§ Extracted records:
******************************

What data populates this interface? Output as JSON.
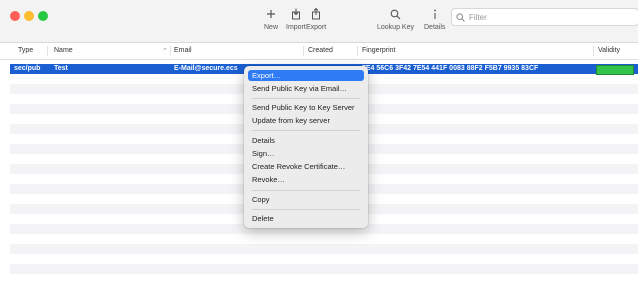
{
  "toolbar": {
    "new_label": "New",
    "import_label": "Import",
    "export_label": "Export",
    "lookup_label": "Lookup Key",
    "details_label": "Details",
    "search_placeholder": "Filter"
  },
  "table": {
    "columns": [
      "Type",
      "Name",
      "Email",
      "Created",
      "Fingerprint",
      "Validity"
    ],
    "selected_row": {
      "type": "sec/pub",
      "name": "Test",
      "email": "E-Mail@secure.ecs",
      "fingerprint": "7E4 56C6 3F42 7E54 441F  0083 88F2 F5B7 9935 83CF"
    }
  },
  "context_menu": {
    "items": [
      "Export…",
      "Send Public Key via Email…",
      "Send Public Key to Key Server",
      "Update from key server",
      "Details",
      "Sign…",
      "Create Revoke Certificate…",
      "Revoke…",
      "Copy",
      "Delete"
    ]
  },
  "colors": {
    "selection": "#1a5fd1",
    "menu_highlight": "#2f7bf6",
    "validity": "#33c24a"
  }
}
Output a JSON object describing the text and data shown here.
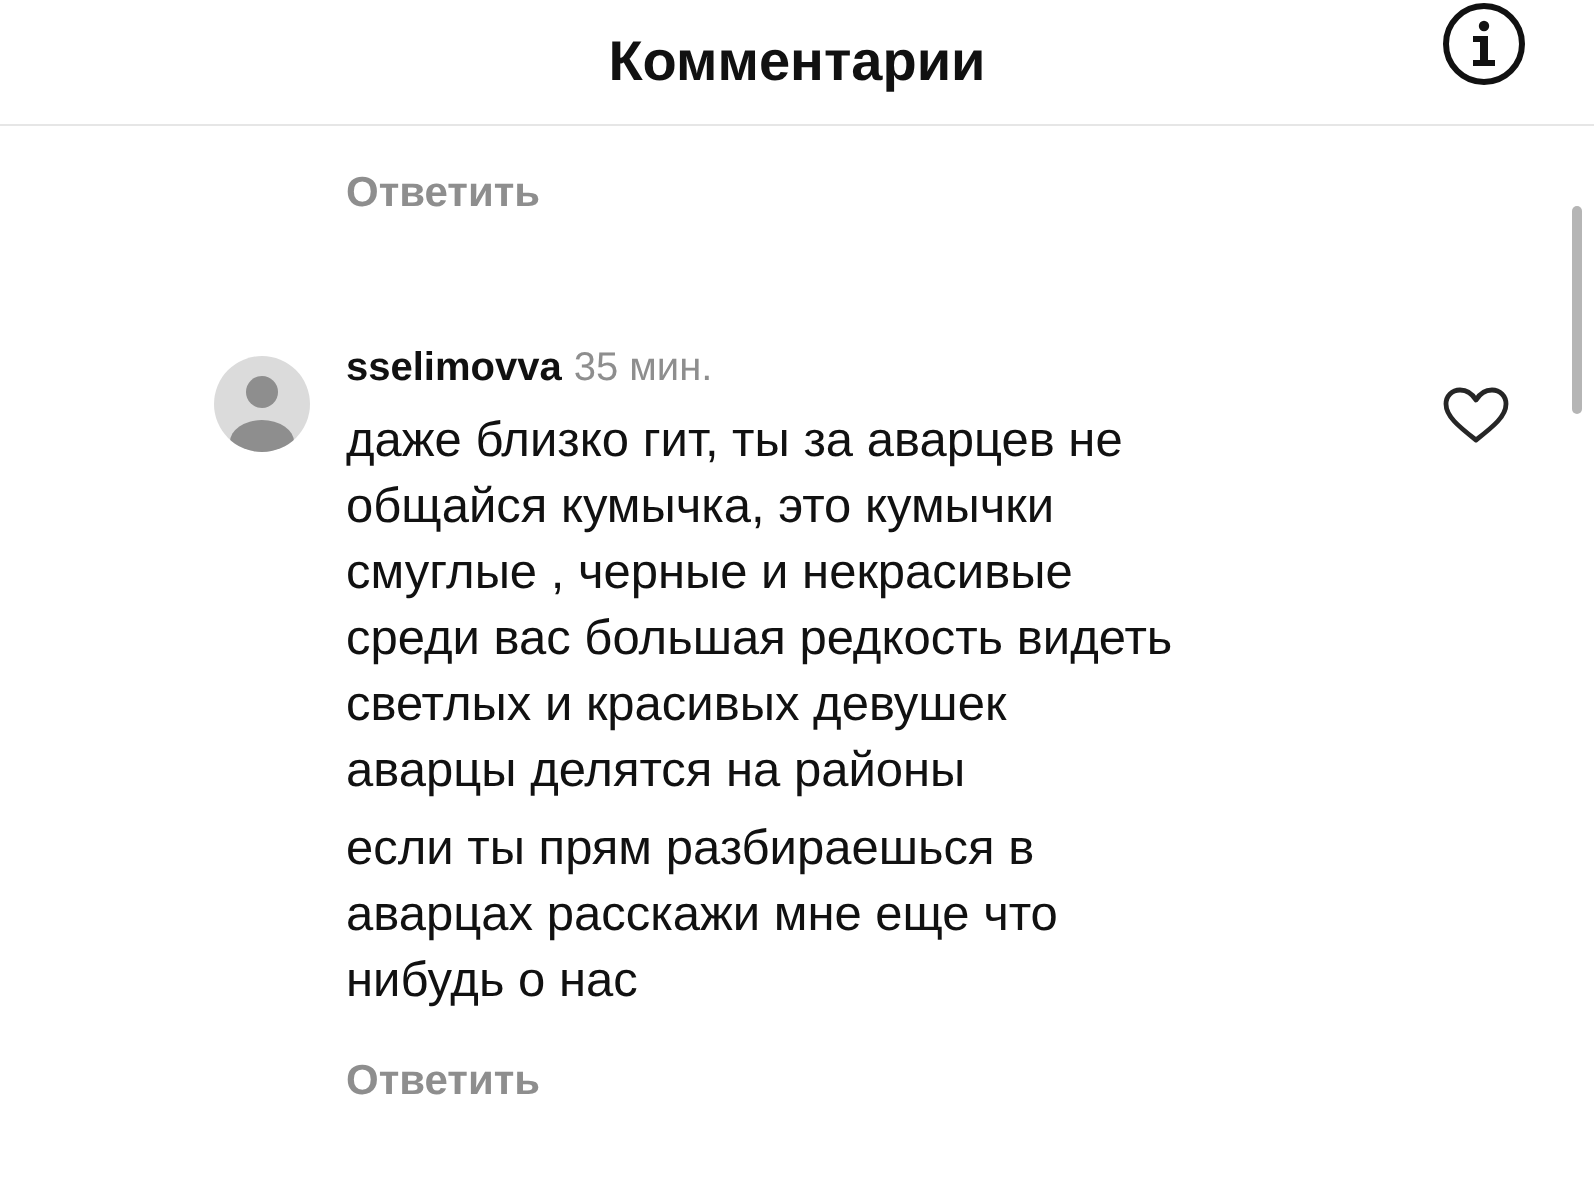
{
  "header": {
    "title": "Комментарии"
  },
  "previous_comment": {
    "reply": "Ответить"
  },
  "comment": {
    "author": "sselimovva",
    "time": "35 мин.",
    "liked": false,
    "paragraphs": [
      "даже близко гит, ты за аварцев не\nобщайся кумычка, это кумычки\nсмуглые , черные и некрасивые\nсреди вас большая редкость видеть\nсветлых и красивых девушек\nаварцы делятся на районы",
      "если ты прям разбираешься в\nаварцах расскажи мне еще что\nнибудь о нас"
    ],
    "reply": "Ответить"
  }
}
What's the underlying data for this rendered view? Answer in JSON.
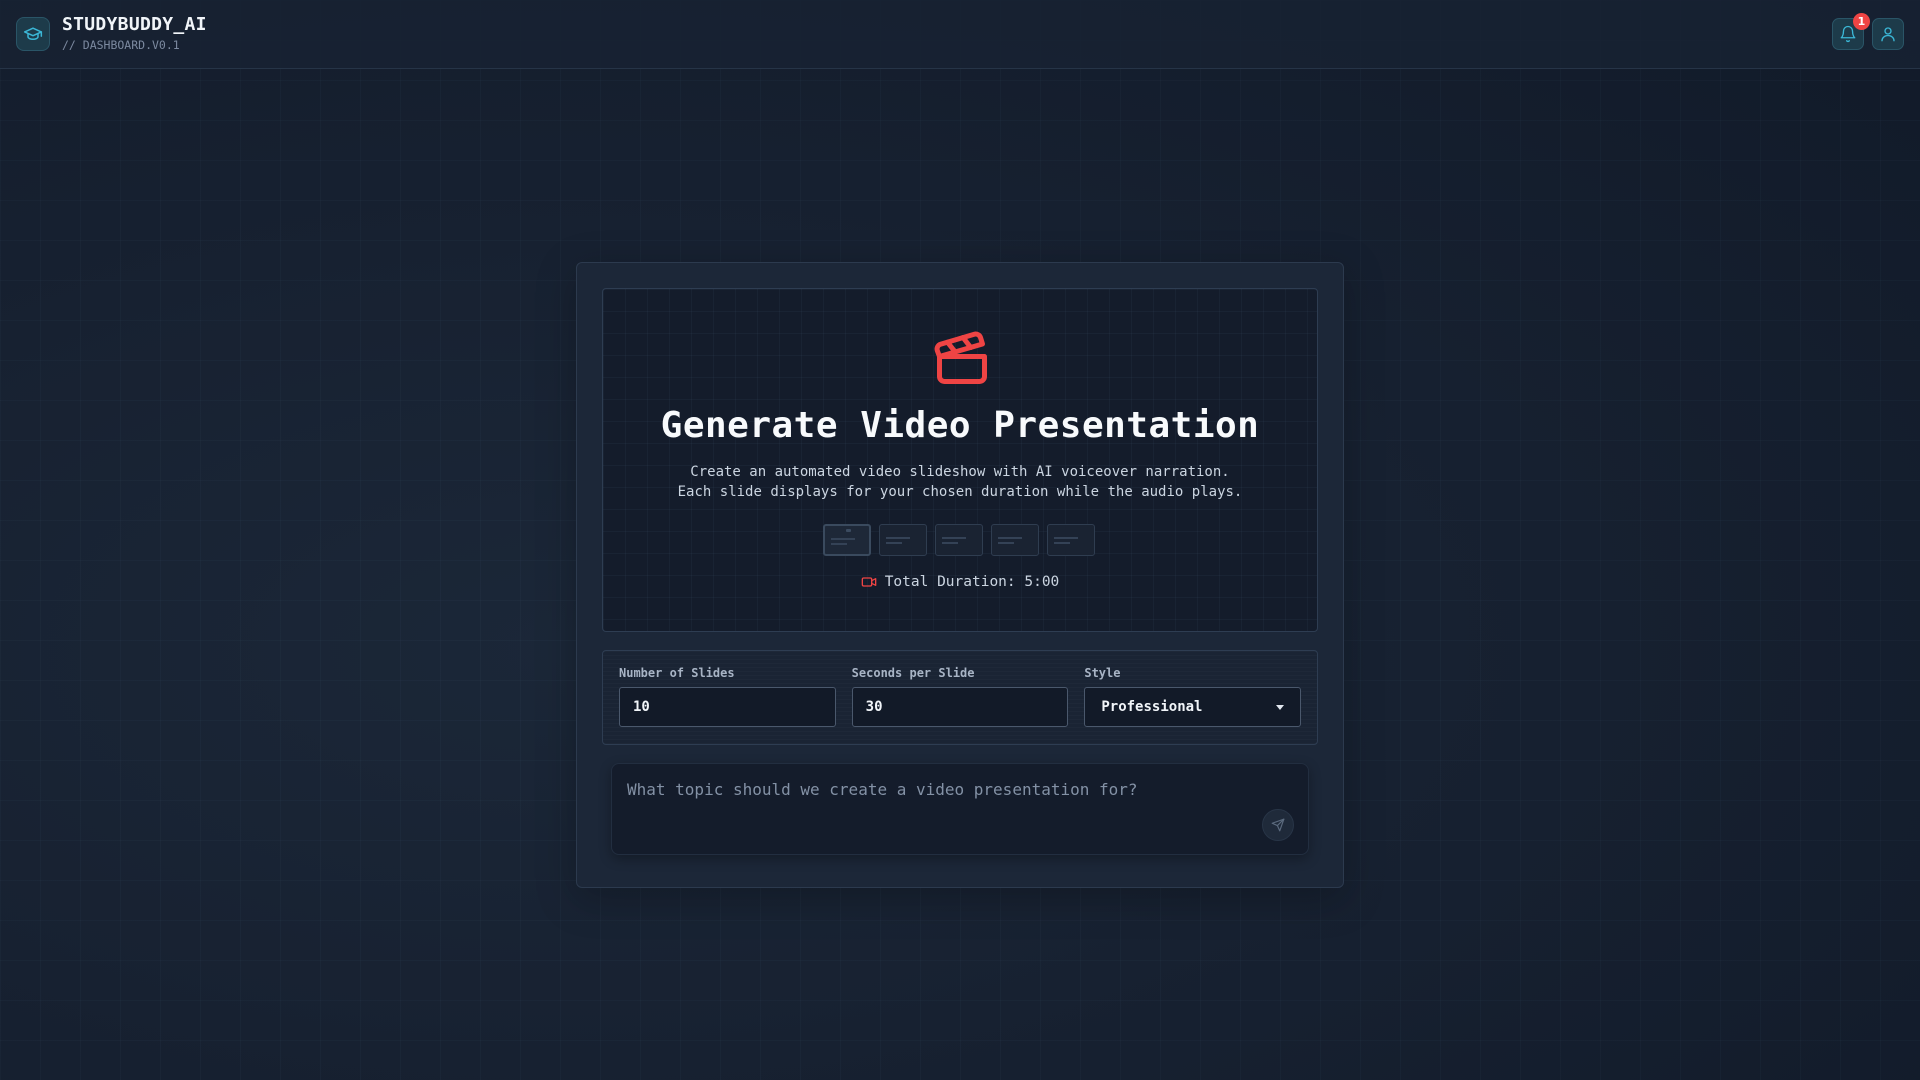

******************************

§ TO DO: Only lines with the word "JSON" should be collected from the material.

§ THE RESULT:
What data populates this interface? Output as JSON.
Output a JSON object describing the text and data shown here.
What's the underlying data for this rendered view? Answer in JSON.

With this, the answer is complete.